---------- EXTRACT TO READ ----------
Within Arabic‐speaking cultures, people with dementia are typically regarded as being helpless, dependent, and deprived of their rights.4 These beliefs can lead to the internalization of negative stereotypes, prejudice, and discriminatory treatment.3 The medical term for dementia, kharaf, translates to “loss of mind” and is conflated with mental illness.5, 6, 7 Consequently, dementia is regarded as taboo and its diagnosis comes with social ramifications, such as isolation, and hinders people from gaining an early diagnosis, participating in research, and accessing care services.8, 9, 10
Across various Arabic‐speaking nations such as Jordan,11 Lebanon,12 and Saudi Arabia,13 misperceptions of dementia as a natural part of aging prevail. In Lebanon, dementia knowledge gaps and having an older age, lower socioeconomic level, and higher religiosity scores have been linked with higher levels of stigma toward people with dementia.4, 12 In the Arabic diaspora, negative cultural norms and stigmatizing views continue to be held, with one Australian study highlighting the persisting belief that the diagnosis should be concealed.8 These studies indicate an urgent need to address the stigma and misperceptions related to dementia among Arabic‐speaking communities, particularly in diasporas where pre‐existing sociocultural and language barriers further impede access to information and care provisions.5
Several awareness‐raising initiatives targeting Arabic‐speaking communities have commenced in Australia. The National Ageing Research Institute has produced a suite of online videos and comics in Arabic (movingpictures.org.au/Listing/Category/arabic) and Dementia Australia hosts a digital library of videos, audios, and fact sheets (dementia.org.au/languages/arabic). Our research group has co‐created online and face‐to‐face education sessions in partnership with a multicultural dementia advocacy group known as the Canterbury Bankstown Dementia Alliance.5, 14 However, measuring the efficacy of any public health, sociocultural, and/or educational intervention in reducing stigma requires a culturally appropriate, valid, and reliable tool. To the best of our knowledge, there are no measurement tools in the Arabic language to assess attitudes related to dementia. Within the existing studies conducted in Arab communities, Aljezawi et al.11 used the English version of O'Connor and McFadden's Dementia Attitudes Scale;15 and Alhazzani et al.13 forward translated the Alzheimer's Disease Knowledge Assessment Scale and inferred participants’ attitudes based on one item without validating the tool. Considering the current need for a validated scale to measure attitudes toward dementia, we aimed to translate and validate a dementia attitude scale that was originally developed for English‐speaking Australians.16 This scale has also been translated for use in Simplified Chinese17 and Japanese,18, 19 highlighting its cross‐cultural relevance in assessing stigma.
---------- INFORMATION SUPPLIED ----------
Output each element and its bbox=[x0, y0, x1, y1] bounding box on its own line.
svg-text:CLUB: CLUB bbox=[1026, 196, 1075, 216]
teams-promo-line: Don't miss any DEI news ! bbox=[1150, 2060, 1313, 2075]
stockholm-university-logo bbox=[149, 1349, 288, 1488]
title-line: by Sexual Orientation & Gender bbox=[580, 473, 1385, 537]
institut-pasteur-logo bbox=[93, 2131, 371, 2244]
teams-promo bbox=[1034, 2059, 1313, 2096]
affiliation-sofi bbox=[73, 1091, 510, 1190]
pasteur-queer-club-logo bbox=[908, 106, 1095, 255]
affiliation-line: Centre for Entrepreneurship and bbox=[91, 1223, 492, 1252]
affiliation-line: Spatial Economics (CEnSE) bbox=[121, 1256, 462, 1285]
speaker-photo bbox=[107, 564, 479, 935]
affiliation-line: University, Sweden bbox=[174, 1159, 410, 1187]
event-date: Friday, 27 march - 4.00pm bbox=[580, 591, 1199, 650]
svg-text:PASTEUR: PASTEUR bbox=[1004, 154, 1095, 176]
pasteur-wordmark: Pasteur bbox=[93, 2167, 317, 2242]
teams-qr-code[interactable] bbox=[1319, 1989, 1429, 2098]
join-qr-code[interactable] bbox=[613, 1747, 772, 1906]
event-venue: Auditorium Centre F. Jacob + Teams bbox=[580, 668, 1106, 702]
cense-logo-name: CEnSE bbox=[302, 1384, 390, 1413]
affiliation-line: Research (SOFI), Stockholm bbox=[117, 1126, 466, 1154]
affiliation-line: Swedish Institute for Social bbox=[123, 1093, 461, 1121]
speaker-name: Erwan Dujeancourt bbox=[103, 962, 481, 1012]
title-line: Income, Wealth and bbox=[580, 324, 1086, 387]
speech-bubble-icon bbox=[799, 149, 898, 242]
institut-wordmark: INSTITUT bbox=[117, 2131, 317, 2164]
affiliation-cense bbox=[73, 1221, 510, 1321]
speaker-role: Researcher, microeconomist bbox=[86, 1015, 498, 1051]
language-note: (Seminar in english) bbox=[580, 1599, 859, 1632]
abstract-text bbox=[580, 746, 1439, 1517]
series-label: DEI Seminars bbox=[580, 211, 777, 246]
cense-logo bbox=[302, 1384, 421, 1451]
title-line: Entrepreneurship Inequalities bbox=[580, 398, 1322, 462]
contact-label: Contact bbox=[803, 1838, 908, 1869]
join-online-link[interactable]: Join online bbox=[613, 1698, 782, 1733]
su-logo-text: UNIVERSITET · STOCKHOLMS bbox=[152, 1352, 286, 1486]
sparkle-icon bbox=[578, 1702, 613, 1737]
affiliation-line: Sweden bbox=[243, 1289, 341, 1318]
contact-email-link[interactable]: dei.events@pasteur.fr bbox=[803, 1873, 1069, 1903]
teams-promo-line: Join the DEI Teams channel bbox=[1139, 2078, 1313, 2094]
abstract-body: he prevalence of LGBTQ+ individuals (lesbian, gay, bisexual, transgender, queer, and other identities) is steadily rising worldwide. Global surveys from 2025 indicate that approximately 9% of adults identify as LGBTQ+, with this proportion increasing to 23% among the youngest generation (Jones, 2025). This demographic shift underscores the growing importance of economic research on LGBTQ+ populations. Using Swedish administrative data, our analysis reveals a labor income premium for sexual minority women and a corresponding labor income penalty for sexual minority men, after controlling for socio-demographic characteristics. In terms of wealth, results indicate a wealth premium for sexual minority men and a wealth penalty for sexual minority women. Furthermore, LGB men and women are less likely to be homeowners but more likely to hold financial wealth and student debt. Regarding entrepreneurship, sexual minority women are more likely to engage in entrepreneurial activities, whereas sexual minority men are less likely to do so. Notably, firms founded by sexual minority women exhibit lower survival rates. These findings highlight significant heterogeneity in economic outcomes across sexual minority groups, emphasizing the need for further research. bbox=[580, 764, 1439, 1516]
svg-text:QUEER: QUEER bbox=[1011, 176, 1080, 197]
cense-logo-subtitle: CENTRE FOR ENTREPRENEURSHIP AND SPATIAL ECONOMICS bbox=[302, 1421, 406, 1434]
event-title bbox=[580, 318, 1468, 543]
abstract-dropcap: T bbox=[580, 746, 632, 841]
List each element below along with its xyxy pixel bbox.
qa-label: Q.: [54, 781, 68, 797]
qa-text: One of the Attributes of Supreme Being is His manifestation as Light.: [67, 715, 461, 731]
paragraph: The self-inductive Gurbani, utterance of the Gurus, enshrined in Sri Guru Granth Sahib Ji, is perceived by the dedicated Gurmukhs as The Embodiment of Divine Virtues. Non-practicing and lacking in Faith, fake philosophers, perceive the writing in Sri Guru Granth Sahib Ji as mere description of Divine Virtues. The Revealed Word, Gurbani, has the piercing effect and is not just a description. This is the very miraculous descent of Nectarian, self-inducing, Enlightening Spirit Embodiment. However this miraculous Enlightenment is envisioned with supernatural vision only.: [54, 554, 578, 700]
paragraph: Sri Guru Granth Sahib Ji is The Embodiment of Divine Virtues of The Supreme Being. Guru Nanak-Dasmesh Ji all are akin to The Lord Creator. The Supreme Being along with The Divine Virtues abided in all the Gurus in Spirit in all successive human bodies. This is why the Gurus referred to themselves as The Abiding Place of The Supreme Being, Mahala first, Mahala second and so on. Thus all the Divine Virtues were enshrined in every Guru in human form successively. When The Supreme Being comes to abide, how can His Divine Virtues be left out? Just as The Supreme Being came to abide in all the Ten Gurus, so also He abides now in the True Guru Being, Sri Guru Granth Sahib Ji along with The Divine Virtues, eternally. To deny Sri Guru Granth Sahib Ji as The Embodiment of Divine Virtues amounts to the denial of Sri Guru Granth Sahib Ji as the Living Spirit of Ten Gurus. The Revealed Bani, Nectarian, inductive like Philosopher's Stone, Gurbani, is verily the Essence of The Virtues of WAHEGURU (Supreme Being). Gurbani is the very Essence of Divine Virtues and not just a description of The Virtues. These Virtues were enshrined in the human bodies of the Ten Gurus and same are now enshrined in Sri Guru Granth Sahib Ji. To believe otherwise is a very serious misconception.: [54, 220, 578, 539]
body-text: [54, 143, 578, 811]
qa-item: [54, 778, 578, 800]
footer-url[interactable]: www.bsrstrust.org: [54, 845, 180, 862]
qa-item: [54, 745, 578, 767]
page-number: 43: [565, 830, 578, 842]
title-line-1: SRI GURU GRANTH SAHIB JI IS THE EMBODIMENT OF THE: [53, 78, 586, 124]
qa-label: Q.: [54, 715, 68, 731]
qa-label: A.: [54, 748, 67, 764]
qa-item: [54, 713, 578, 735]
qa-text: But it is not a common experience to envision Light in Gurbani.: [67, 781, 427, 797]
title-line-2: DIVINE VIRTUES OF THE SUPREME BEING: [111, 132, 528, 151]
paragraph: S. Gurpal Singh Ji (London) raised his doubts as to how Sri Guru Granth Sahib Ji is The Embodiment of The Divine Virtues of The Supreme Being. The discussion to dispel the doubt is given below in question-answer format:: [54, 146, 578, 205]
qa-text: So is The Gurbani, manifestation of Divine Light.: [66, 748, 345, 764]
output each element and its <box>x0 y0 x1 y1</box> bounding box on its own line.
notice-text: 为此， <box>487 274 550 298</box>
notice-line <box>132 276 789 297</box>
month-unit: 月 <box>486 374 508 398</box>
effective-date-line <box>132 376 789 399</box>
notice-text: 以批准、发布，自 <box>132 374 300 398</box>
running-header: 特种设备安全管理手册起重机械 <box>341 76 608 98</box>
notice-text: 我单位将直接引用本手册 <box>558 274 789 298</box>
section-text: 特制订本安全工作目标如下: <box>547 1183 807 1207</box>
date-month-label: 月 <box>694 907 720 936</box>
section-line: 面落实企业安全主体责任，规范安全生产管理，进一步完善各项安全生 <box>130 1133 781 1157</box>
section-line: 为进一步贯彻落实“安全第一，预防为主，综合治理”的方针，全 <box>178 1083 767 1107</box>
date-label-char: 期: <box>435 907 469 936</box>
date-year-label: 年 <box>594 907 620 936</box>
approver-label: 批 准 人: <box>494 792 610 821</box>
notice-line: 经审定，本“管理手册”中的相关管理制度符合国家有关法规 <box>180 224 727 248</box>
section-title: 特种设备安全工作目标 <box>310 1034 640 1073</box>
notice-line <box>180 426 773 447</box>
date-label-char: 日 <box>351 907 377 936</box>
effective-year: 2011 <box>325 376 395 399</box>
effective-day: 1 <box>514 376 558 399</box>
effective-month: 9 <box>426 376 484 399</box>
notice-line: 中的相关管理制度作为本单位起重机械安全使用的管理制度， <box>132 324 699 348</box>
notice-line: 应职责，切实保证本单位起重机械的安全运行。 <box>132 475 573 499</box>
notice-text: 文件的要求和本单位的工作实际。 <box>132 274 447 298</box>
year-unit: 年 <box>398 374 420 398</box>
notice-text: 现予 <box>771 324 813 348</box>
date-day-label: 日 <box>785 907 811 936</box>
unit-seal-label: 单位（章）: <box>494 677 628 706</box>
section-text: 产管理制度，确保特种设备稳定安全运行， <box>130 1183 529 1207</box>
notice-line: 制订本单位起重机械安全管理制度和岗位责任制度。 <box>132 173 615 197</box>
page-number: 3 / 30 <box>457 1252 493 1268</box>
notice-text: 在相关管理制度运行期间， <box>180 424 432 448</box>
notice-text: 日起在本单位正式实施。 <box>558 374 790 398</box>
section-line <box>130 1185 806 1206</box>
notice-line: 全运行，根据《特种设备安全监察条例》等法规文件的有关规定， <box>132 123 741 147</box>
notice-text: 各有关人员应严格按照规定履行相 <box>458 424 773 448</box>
----------
# TASK REQUIREMENTS
(a) In the text on dementia stigma in Arabic-speaking communities, what does the medical term kharaf translate to?
(b) Pick up the text on dementia stigma in Arabic-speaking communities after its final sentence and carry it forward.

# ANSWER SET
(a) It translates to "loss of mind."

(b)
MATERIALS AND METHODS
2
This study was conducted in partnership with the Canterbury Bankstown Dementia Alliance to facilitate the evaluation of community‐based interventions targeting culturally and linguistically diverse people, including those that speak Arabic. The Alliance collaborated with the research team in all steps of the current study.
RESEARCH IN CONTEXT
- Systematic review: Academic and gray literature concerning the negative attitudes held toward dementia among Arab nations and the Arabic‐speaking diaspora were reviewed. To the best of our knowledge, there are no measurement tools in the Arabic language that assess attitudes toward a dementia diagnosis.
- Interpretation: We culturally adapted and validated a 10‐item dementia diagnosis attitude scale among Arabic‐speaking individuals in Australia.
- Future directions: This newly developed scale is suitable for use in stigma studies, educational or public health interventions, and clinical settings. Future studies could review the applicability of this scale in migrant and non‐migrant contexts, given the paucity of research in this area.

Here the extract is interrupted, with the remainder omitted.